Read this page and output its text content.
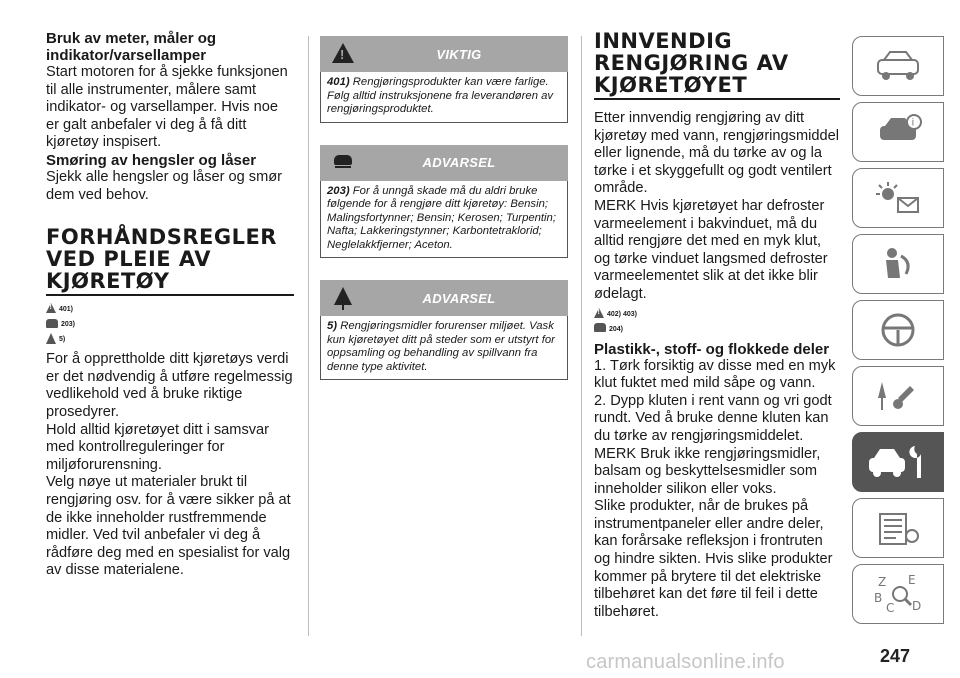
Bruk av meter, måler og indikator/varsellamper

Start motoren for å sjekke funksjonen til alle instrumenter, målere samt indikator- og varsellamper. Hvis noe er galt anbefaler vi deg å få ditt kjøretøy inspisert.

Smøring av hengsler og låser

Sjekk alle hengsler og låser og smør dem ved behov.

FORHÅNDSREGLER VED PLEIE AV KJØRETØY
!
401)
203)
5)

For å opprettholde ditt kjøretøys verdi er det nødvendig å utføre regelmessig vedlikehold ved å bruke riktige prosedyrer.

Hold alltid kjøretøyet ditt i samsvar med kontrollreguleringer for miljøforurensning.

Velg nøye ut materialer brukt til rengjøring osv. for å være sikker på at de ikke inneholder rustfremmende midler. Ved tvil anbefaler vi deg å rådføre deg med en spesialist for valg av disse materialene.

!
VIKTIG
401) Rengjøringsprodukter kan være farlige. Følg alltid instruksjonene fra leverandøren av rengjøringsproduktet.
ADVARSEL
203) For å unngå skade må du aldri bruke følgende for å rengjøre ditt kjøretøy: Bensin; Malingsfortynner; Bensin; Kerosen; Turpentin; Nafta; Lakkeringstynner; Karbontetraklorid; Neglelakkfjerner; Aceton.
ADVARSEL
5) Rengjøringsmidler forurenser miljøet. Vask kun kjøretøyet ditt på steder som er utstyrt for oppsamling og behandling av spillvann fra denne type aktivitet.
INNVENDIG RENGJØRING AV KJØRETØYET

Etter innvendig rengjøring av ditt kjøretøy med vann, rengjøringsmiddel eller lignende, må du tørke av og la tørke i et skyggefullt og godt ventilert område.

MERK Hvis kjøretøyet har defroster varmeelement i bakvinduet, må du alltid rengjøre det med en myk klut, og tørke vinduet langsmed defroster varmeelementet slik at det ikke blir ødelagt.

!
402)
403)
204)

Plastikk-, stoff- og flokkede deler

1. Tørk forsiktig av disse med en myk klut fuktet med mild såpe og vann.

2. Dypp kluten i rent vann og vri godt rundt. Ved å bruke denne kluten kan du tørke av rengjøringsmiddelet.

MERK Bruk ikke rengjøringsmidler, balsam og beskyttelsesmidler som inneholder silikon eller voks.

Slike produkter, når de brukes på instrumentpaneler eller andre deler, kan forårsake refleksjon i frontruten og hindre sikten. Hvis slike produkter kommer på brytere til det elektriske tilbehøret kan det føre til feil i dette tilbehøret.

i
Z E
B
C D
carmanualsonline.info	247
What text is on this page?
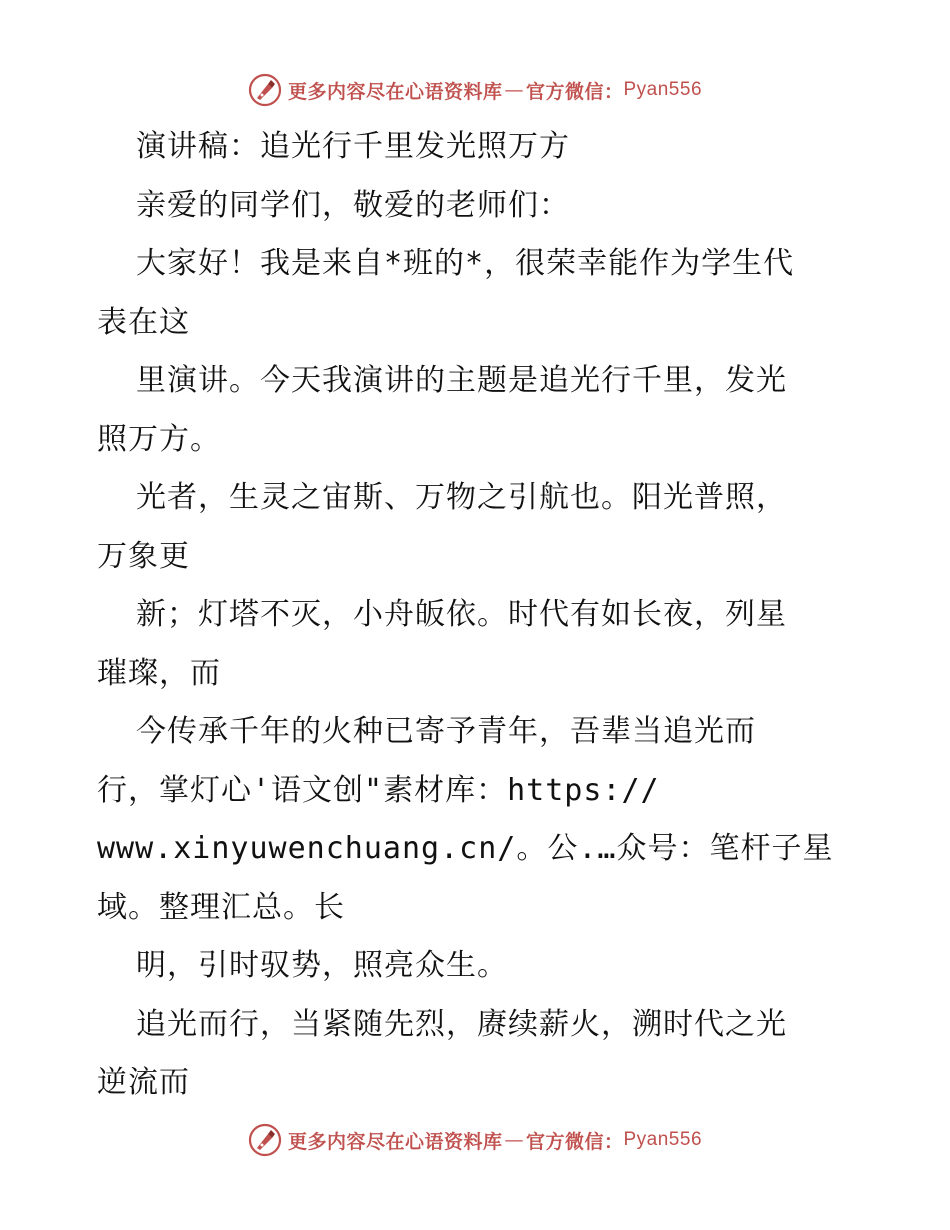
更多内容尽在心语资料库 — 官方微信： Pyan556

演讲稿：追光行千里发光照万方

亲爱的同学们，敬爱的老师们：

大家好！我是来自*班的*，很荣幸能作为学生代

表在这

里演讲。今天我演讲的主题是追光行千里，发光

照万方。

光者，生灵之宙斯、万物之引航也。阳光普照，

万象更

新；灯塔不灭，小舟皈依。时代有如长夜，列星

璀璨，而

今传承千年的火种已寄予青年，吾辈当追光而

行，掌灯心'语文创"素材库：https://

www.xinyuwenchuang.cn/。公.…众号：笔杆子星

域。整理汇总。长

明，引时驭势，照亮众生。

追光而行，当紧随先烈，赓续薪火，溯时代之光

逆流而

更多内容尽在心语资料库 — 官方微信： Pyan556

• The request:
Nothing in the entries should change as you copy them, except that the pictures are left out.

• Reply:
Read this page and output its text content.
Bruk av meter, måler og indikator/varsellamper

Start motoren for å sjekke funksjonen til alle instrumenter, målere samt indikator- og varsellamper. Hvis noe er galt anbefaler vi deg å få ditt kjøretøy inspisert.

Smøring av hengsler og låser

Sjekk alle hengsler og låser og smør dem ved behov.

FORHÅNDSREGLER VED PLEIE AV KJØRETØY
!
401)
203)
5)

For å opprettholde ditt kjøretøys verdi er det nødvendig å utføre regelmessig vedlikehold ved å bruke riktige prosedyrer.

Hold alltid kjøretøyet ditt i samsvar med kontrollreguleringer for miljøforurensning.

Velg nøye ut materialer brukt til rengjøring osv. for å være sikker på at de ikke inneholder rustfremmende midler. Ved tvil anbefaler vi deg å rådføre deg med en spesialist for valg av disse materialene.

!
VIKTIG
401) Rengjøringsprodukter kan være farlige. Følg alltid instruksjonene fra leverandøren av rengjøringsproduktet.
ADVARSEL
203) For å unngå skade må du aldri bruke følgende for å rengjøre ditt kjøretøy: Bensin; Malingsfortynner; Bensin; Kerosen; Turpentin; Nafta; Lakkeringstynner; Karbontetraklorid; Neglelakkfjerner; Aceton.
ADVARSEL
5) Rengjøringsmidler forurenser miljøet. Vask kun kjøretøyet ditt på steder som er utstyrt for oppsamling og behandling av spillvann fra denne type aktivitet.
INNVENDIG RENGJØRING AV KJØRETØYET

Etter innvendig rengjøring av ditt kjøretøy med vann, rengjøringsmiddel eller lignende, må du tørke av og la tørke i et skyggefullt og godt ventilert område.

MERK Hvis kjøretøyet har defroster varmeelement i bakvinduet, må du alltid rengjøre det med en myk klut, og tørke vinduet langsmed defroster varmeelementet slik at det ikke blir ødelagt.

!
402)
403)
204)

Plastikk-, stoff- og flokkede deler

1. Tørk forsiktig av disse med en myk klut fuktet med mild såpe og vann.

2. Dypp kluten i rent vann og vri godt rundt. Ved å bruke denne kluten kan du tørke av rengjøringsmiddelet.

MERK Bruk ikke rengjøringsmidler, balsam og beskyttelsesmidler som inneholder silikon eller voks.

Slike produkter, når de brukes på instrumentpaneler eller andre deler, kan forårsake refleksjon i frontruten og hindre sikten. Hvis slike produkter kommer på brytere til det elektriske tilbehøret kan det føre til feil i dette tilbehøret.

i
Z E
B
C D
carmanualsonline.info	247
What text is on this page?
更多内容尽在心语资料库 — 官方微信： Pyan556

演讲稿：追光行千里发光照万方

亲爱的同学们，敬爱的老师们：

大家好！我是来自*班的*，很荣幸能作为学生代

表在这

里演讲。今天我演讲的主题是追光行千里，发光

照万方。

光者，生灵之宙斯、万物之引航也。阳光普照，

万象更

新；灯塔不灭，小舟皈依。时代有如长夜，列星

璀璨，而

今传承千年的火种已寄予青年，吾辈当追光而

行，掌灯心'语文创"素材库：https://

www.xinyuwenchuang.cn/。公.…众号：笔杆子星

域。整理汇总。长

明，引时驭势，照亮众生。

追光而行，当紧随先烈，赓续薪火，溯时代之光

逆流而

更多内容尽在心语资料库 — 官方微信： Pyan556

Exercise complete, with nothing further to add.